**YOUR OBJECTIVE:** Work out how many lines hold "color". Give the number and nothing else.

**GIVEN RECORDS:**

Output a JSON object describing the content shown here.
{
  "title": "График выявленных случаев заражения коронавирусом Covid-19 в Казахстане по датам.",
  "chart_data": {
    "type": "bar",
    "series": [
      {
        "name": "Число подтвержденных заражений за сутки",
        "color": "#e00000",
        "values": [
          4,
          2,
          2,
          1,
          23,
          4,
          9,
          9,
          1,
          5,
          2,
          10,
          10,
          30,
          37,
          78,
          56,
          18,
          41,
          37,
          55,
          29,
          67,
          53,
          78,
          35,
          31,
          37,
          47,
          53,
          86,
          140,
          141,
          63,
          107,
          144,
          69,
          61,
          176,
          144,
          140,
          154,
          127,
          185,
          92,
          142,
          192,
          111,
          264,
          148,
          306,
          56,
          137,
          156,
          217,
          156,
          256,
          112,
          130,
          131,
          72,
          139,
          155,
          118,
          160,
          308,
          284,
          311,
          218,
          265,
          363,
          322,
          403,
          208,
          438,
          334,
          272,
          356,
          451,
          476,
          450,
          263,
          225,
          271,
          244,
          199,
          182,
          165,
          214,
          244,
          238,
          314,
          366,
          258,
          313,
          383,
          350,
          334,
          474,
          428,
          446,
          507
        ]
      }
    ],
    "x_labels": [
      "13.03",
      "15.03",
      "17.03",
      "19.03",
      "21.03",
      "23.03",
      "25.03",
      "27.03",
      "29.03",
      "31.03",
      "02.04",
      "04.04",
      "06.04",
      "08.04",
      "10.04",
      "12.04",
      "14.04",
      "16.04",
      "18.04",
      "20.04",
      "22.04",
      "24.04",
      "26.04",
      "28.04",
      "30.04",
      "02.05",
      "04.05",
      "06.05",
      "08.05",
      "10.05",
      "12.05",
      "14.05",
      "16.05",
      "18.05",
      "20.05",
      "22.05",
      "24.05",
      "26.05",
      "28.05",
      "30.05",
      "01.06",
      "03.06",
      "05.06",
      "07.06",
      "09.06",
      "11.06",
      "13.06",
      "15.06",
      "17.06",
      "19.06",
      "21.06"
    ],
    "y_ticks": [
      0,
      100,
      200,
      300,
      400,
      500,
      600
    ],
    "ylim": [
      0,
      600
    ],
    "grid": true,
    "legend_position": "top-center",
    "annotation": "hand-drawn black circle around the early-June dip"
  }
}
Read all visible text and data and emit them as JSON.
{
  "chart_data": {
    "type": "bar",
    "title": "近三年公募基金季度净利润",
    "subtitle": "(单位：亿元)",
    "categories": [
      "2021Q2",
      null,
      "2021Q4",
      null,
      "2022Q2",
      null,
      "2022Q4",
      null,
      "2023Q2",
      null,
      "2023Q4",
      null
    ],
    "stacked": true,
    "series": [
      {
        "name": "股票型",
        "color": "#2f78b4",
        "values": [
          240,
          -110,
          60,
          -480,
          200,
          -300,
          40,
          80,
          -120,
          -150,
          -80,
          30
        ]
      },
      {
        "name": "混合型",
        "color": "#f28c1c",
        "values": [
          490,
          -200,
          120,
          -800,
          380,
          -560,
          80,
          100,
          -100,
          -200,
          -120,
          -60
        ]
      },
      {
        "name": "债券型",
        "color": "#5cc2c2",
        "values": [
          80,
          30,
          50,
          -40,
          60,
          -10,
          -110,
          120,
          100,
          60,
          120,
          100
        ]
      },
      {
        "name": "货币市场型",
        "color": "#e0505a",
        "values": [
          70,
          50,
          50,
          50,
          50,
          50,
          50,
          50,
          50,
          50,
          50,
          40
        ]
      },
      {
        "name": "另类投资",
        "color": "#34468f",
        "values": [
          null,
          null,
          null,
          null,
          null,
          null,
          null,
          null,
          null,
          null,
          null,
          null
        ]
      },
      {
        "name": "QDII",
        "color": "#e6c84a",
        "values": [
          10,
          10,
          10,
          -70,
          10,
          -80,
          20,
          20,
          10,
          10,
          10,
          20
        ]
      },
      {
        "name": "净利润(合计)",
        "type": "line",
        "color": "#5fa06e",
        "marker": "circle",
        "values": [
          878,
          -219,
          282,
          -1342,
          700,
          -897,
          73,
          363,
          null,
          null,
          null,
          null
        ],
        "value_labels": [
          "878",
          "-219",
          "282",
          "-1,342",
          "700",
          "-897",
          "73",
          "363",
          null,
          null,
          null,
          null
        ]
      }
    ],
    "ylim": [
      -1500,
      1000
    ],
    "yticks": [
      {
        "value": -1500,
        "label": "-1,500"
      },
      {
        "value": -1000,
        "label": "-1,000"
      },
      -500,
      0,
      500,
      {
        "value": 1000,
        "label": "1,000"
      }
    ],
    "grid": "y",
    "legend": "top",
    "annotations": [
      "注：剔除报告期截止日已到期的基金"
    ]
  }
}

**TASK OUTPUT:** 8